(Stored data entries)
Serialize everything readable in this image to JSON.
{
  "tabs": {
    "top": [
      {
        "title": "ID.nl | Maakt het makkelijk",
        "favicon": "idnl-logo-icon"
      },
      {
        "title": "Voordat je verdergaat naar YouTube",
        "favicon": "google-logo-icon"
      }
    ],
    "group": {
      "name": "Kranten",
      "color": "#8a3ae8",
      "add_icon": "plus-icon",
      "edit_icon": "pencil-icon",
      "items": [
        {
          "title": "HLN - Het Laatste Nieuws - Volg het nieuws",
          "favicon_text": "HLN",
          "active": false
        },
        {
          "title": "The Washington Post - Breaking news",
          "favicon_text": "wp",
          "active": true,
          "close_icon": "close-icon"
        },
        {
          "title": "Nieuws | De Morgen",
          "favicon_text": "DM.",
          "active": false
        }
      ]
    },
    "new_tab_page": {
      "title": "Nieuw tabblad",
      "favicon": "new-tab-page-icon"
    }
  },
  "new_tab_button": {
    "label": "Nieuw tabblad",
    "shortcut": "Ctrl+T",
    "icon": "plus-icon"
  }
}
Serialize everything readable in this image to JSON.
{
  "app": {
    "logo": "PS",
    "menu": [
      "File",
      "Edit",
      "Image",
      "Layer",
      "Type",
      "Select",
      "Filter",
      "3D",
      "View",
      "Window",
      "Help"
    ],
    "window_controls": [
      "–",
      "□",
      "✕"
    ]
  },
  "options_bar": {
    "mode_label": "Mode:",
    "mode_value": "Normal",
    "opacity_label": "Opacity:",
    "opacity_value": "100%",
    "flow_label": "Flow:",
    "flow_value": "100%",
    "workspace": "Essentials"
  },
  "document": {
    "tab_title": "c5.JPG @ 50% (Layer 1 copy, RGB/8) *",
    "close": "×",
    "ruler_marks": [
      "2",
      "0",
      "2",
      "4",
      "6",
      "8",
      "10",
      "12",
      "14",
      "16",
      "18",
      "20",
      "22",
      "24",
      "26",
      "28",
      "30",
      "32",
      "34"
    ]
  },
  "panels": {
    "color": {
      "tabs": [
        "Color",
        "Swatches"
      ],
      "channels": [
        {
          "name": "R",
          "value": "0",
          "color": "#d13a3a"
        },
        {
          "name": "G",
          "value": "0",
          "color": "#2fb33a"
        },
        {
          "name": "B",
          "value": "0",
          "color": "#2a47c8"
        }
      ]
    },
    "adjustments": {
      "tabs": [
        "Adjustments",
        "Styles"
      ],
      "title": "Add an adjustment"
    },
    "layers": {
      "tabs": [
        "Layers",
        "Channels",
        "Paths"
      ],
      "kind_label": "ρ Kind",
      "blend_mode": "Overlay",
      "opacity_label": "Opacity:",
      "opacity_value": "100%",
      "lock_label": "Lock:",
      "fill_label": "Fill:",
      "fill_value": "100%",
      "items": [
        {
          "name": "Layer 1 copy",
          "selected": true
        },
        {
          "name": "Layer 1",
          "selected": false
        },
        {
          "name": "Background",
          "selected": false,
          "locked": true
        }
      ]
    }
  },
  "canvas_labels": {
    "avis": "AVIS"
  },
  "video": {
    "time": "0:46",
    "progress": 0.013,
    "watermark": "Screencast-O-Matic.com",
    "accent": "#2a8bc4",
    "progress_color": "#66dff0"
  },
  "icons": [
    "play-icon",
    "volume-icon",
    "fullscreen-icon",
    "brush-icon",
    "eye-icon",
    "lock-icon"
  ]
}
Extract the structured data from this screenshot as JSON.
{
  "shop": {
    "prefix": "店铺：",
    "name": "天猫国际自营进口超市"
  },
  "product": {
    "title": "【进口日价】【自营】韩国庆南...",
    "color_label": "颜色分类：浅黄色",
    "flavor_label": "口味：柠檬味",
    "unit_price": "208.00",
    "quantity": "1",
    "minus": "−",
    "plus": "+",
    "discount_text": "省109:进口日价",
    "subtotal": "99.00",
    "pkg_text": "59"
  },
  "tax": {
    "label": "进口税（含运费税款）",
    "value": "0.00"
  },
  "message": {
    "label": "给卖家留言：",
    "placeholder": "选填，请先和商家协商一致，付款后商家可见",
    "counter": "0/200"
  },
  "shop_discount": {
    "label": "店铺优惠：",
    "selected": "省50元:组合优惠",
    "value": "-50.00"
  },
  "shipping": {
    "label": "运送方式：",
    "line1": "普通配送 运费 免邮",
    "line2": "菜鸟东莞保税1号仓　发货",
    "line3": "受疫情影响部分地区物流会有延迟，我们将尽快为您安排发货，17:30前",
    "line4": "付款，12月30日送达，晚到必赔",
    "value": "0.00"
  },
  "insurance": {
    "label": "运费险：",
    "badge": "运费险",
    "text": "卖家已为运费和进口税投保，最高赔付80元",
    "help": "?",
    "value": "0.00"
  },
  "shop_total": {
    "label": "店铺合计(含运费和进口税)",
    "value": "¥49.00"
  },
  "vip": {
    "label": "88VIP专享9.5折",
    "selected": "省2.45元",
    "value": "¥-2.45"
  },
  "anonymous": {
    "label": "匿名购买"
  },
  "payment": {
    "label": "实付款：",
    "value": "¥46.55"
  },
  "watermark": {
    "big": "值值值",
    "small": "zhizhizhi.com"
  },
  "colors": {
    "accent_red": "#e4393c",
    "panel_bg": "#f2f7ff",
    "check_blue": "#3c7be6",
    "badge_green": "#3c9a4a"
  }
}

## Objective
Scan the material above. Copy each line where "true" occurs.

## Task solution
          "active": true,
          "selected": true
          "locked": true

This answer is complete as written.